> _Your objective_: Lines that hold the string "Release" are to be counted; give only their number.

____ Data in this exercise

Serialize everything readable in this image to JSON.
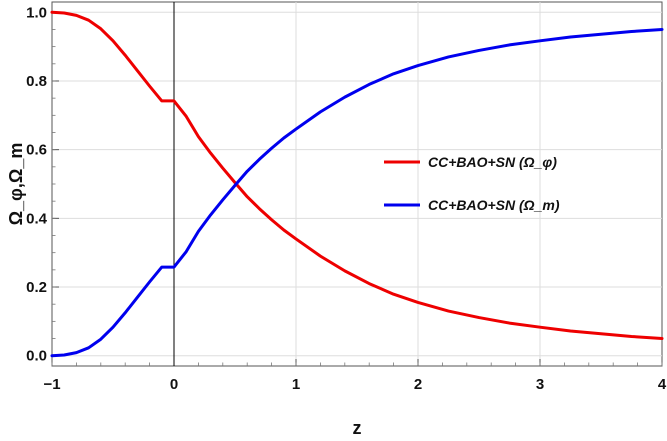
{
  "chart_data": {
    "type": "line",
    "xlabel": "z",
    "ylabel": "Ω_φ,Ω_m",
    "xlim": [
      -1,
      4
    ],
    "ylim": [
      -0.03,
      1.03
    ],
    "x_ticks": [
      "−1",
      "0",
      "1",
      "2",
      "3",
      "4"
    ],
    "y_ticks": [
      "0.0",
      "0.2",
      "0.4",
      "0.6",
      "0.8",
      "1.0"
    ],
    "grid": true,
    "legend_position": "right",
    "x": [
      -1.0,
      -0.9,
      -0.8,
      -0.7,
      -0.6,
      -0.5,
      -0.4,
      -0.3,
      -0.2,
      -0.1,
      0.0,
      0.1,
      0.2,
      0.3,
      0.4,
      0.5,
      0.6,
      0.7,
      0.8,
      0.9,
      1.0,
      1.2,
      1.4,
      1.6,
      1.8,
      2.0,
      2.25,
      2.5,
      2.75,
      3.0,
      3.25,
      3.5,
      3.75,
      4.0
    ],
    "series": [
      {
        "name": "CC+BAO+SN (Ω_φ)",
        "color": "#ee0000",
        "values": [
          1.0,
          0.998,
          0.991,
          0.977,
          0.952,
          0.917,
          0.875,
          0.83,
          0.785,
          0.742,
          0.742,
          0.697,
          0.638,
          0.59,
          0.546,
          0.504,
          0.463,
          0.428,
          0.396,
          0.366,
          0.34,
          0.29,
          0.247,
          0.21,
          0.179,
          0.155,
          0.13,
          0.111,
          0.095,
          0.083,
          0.072,
          0.064,
          0.056,
          0.05
        ]
      },
      {
        "name": "CC+BAO+SN (Ω_m)",
        "color": "#0000ee",
        "values": [
          0.0,
          0.002,
          0.009,
          0.023,
          0.048,
          0.083,
          0.125,
          0.17,
          0.215,
          0.258,
          0.258,
          0.303,
          0.362,
          0.41,
          0.454,
          0.496,
          0.537,
          0.572,
          0.604,
          0.634,
          0.66,
          0.71,
          0.753,
          0.79,
          0.821,
          0.845,
          0.87,
          0.889,
          0.905,
          0.917,
          0.928,
          0.936,
          0.944,
          0.95
        ]
      }
    ]
  }
}
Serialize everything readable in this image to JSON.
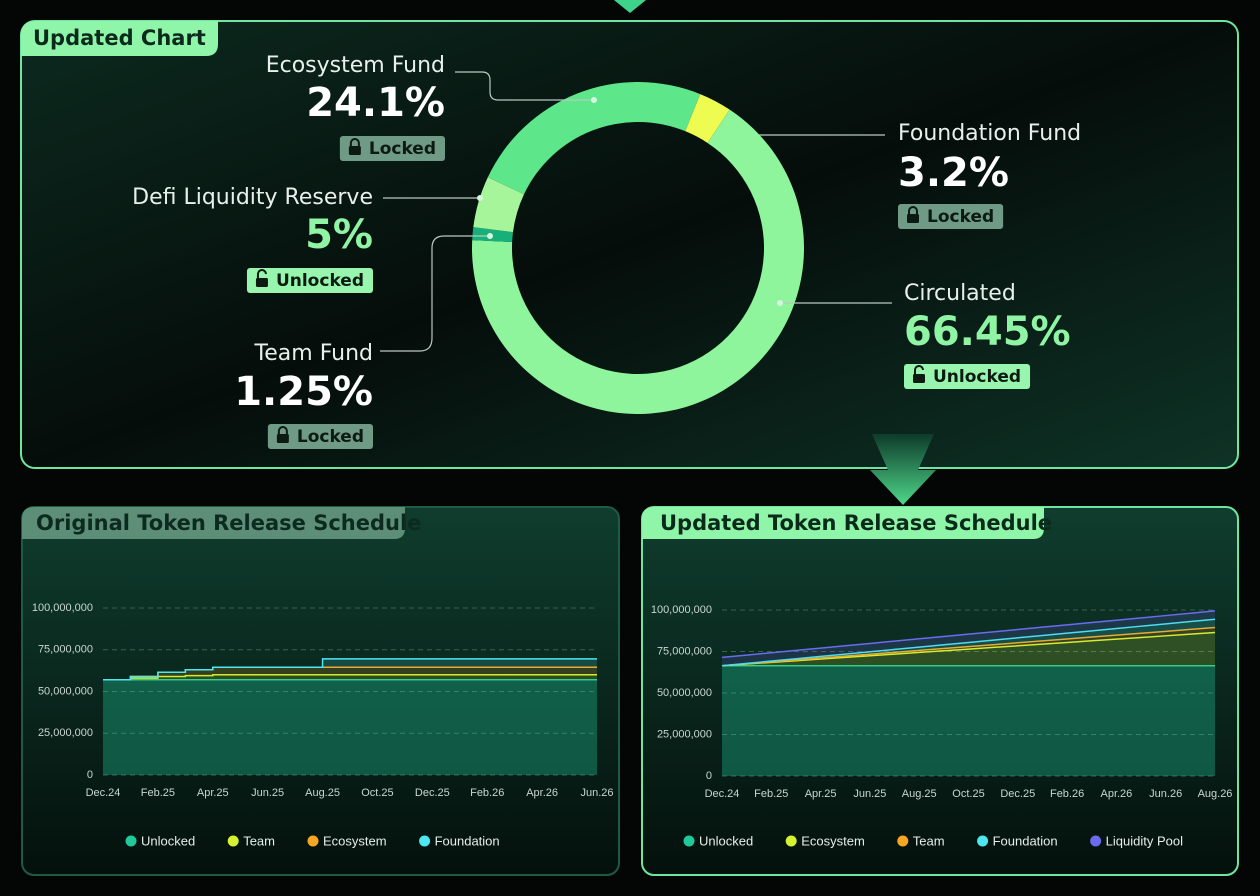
{
  "chart_data": [
    {
      "type": "pie",
      "title": "Updated Chart",
      "categories": [
        "Foundation Fund",
        "Circulated",
        "Team Fund",
        "Defi Liquidity Reserve",
        "Ecosystem Fund"
      ],
      "values": [
        3.2,
        66.45,
        1.25,
        5,
        24.1
      ],
      "value_labels": [
        "3.2%",
        "66.45%",
        "1.25%",
        "5%",
        "24.1%"
      ],
      "statuses": [
        "Locked",
        "Unlocked",
        "Locked",
        "Unlocked",
        "Locked"
      ],
      "colors": [
        "#eefb50",
        "#8ef59c",
        "#18b07a",
        "#a6f59a",
        "#5ee68a"
      ],
      "value_colors": [
        "#ffffff",
        "#8ff5a4",
        "#ffffff",
        "#8ff5a4",
        "#ffffff"
      ],
      "badge_colors": [
        "#6f9a85",
        "#97f5ae",
        "#6f9a85",
        "#97f5ae",
        "#6f9a85"
      ]
    },
    {
      "type": "area",
      "title": "Original Token Release Schedule",
      "stacked": true,
      "step": true,
      "grid": true,
      "categories": [
        "Dec.24",
        null,
        "Feb.25",
        null,
        "Apr.25",
        null,
        "Jun.25",
        null,
        "Aug.25",
        null,
        "Oct.25",
        null,
        "Dec.25",
        null,
        "Feb.26",
        null,
        "Apr.26",
        null,
        "Jun.26"
      ],
      "ylim": [
        0,
        100000000
      ],
      "yticks": [
        0,
        {
          "value": 25000000,
          "label": "25,000,000"
        },
        {
          "value": 50000000,
          "label": "50,000,000"
        },
        {
          "value": 75000000,
          "label": "75,000,000"
        },
        {
          "value": 100000000,
          "label": "100,000,000"
        }
      ],
      "series": [
        {
          "name": "Unlocked",
          "color": "#1fc99a",
          "values": [
            57000000,
            57000000,
            57000000,
            57000000,
            57000000,
            57000000,
            57000000,
            57000000,
            57000000,
            57000000,
            57000000,
            57000000,
            57000000,
            57000000,
            57000000,
            57000000,
            57000000,
            57000000,
            57000000
          ]
        },
        {
          "name": "Team",
          "color": "#d4f230",
          "values": [
            0,
            1000000,
            2000000,
            2500000,
            3000000,
            3000000,
            3000000,
            3000000,
            3000000,
            3000000,
            3000000,
            3000000,
            3000000,
            3000000,
            3000000,
            3000000,
            3000000,
            3000000,
            3000000
          ]
        },
        {
          "name": "Ecosystem",
          "color": "#f5a623",
          "values": [
            0,
            1000000,
            2500000,
            3500000,
            4500000,
            4500000,
            4500000,
            4500000,
            4500000,
            4500000,
            4500000,
            4500000,
            4500000,
            4500000,
            4500000,
            4500000,
            4500000,
            4500000,
            4500000
          ]
        },
        {
          "name": "Foundation",
          "color": "#4ee6f0",
          "values": [
            0,
            0,
            0,
            0,
            0,
            0,
            0,
            0,
            5000000,
            5000000,
            5000000,
            5000000,
            5000000,
            5000000,
            5000000,
            5000000,
            5000000,
            5000000,
            5000000
          ]
        }
      ]
    },
    {
      "type": "area",
      "title": "Updated Token Release Schedule",
      "stacked": true,
      "step": false,
      "grid": true,
      "categories": [
        "Dec.24",
        null,
        "Feb.25",
        null,
        "Apr.25",
        null,
        "Jun.25",
        null,
        "Aug.25",
        null,
        "Oct.25",
        null,
        "Dec.25",
        null,
        "Feb.26",
        null,
        "Apr.26",
        null,
        "Jun.26",
        null,
        "Aug.26"
      ],
      "ylim": [
        0,
        100000000
      ],
      "yticks": [
        0,
        {
          "value": 25000000,
          "label": "25,000,000"
        },
        {
          "value": 50000000,
          "label": "50,000,000"
        },
        {
          "value": 75000000,
          "label": "75,000,000"
        },
        {
          "value": 100000000,
          "label": "100,000,000"
        }
      ],
      "series": [
        {
          "name": "Unlocked",
          "color": "#1fc99a",
          "values": [
            66450000,
            66450000,
            66450000,
            66450000,
            66450000,
            66450000,
            66450000,
            66450000,
            66450000,
            66450000,
            66450000,
            66450000,
            66450000,
            66450000,
            66450000,
            66450000,
            66450000,
            66450000,
            66450000,
            66450000,
            66450000
          ]
        },
        {
          "name": "Ecosystem",
          "color": "#d4f230",
          "values": [
            0,
            1000000,
            2000000,
            3000000,
            4000000,
            5000000,
            6000000,
            7000000,
            8000000,
            9000000,
            10000000,
            11000000,
            12000000,
            13000000,
            14000000,
            15000000,
            16000000,
            17000000,
            18000000,
            19000000,
            20000000
          ]
        },
        {
          "name": "Team",
          "color": "#f5a623",
          "values": [
            0,
            150000,
            300000,
            450000,
            600000,
            750000,
            900000,
            1050000,
            1200000,
            1350000,
            1500000,
            1650000,
            1800000,
            1950000,
            2100000,
            2250000,
            2400000,
            2550000,
            2700000,
            2850000,
            3000000
          ]
        },
        {
          "name": "Foundation",
          "color": "#4ee6f0",
          "values": [
            0,
            250000,
            500000,
            750000,
            1000000,
            1250000,
            1500000,
            1750000,
            2000000,
            2250000,
            2500000,
            2750000,
            3000000,
            3250000,
            3500000,
            3750000,
            4000000,
            4250000,
            4500000,
            4750000,
            5000000
          ]
        },
        {
          "name": "Liquidity Pool",
          "color": "#6b6bf0",
          "values": [
            5000000,
            5000000,
            5000000,
            5000000,
            5000000,
            5000000,
            5000000,
            5000000,
            5000000,
            5000000,
            5000000,
            5000000,
            5000000,
            5000000,
            5000000,
            5000000,
            5000000,
            5000000,
            5000000,
            5000000,
            5000000
          ]
        }
      ]
    }
  ]
}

________

> _Finished exercise_: 2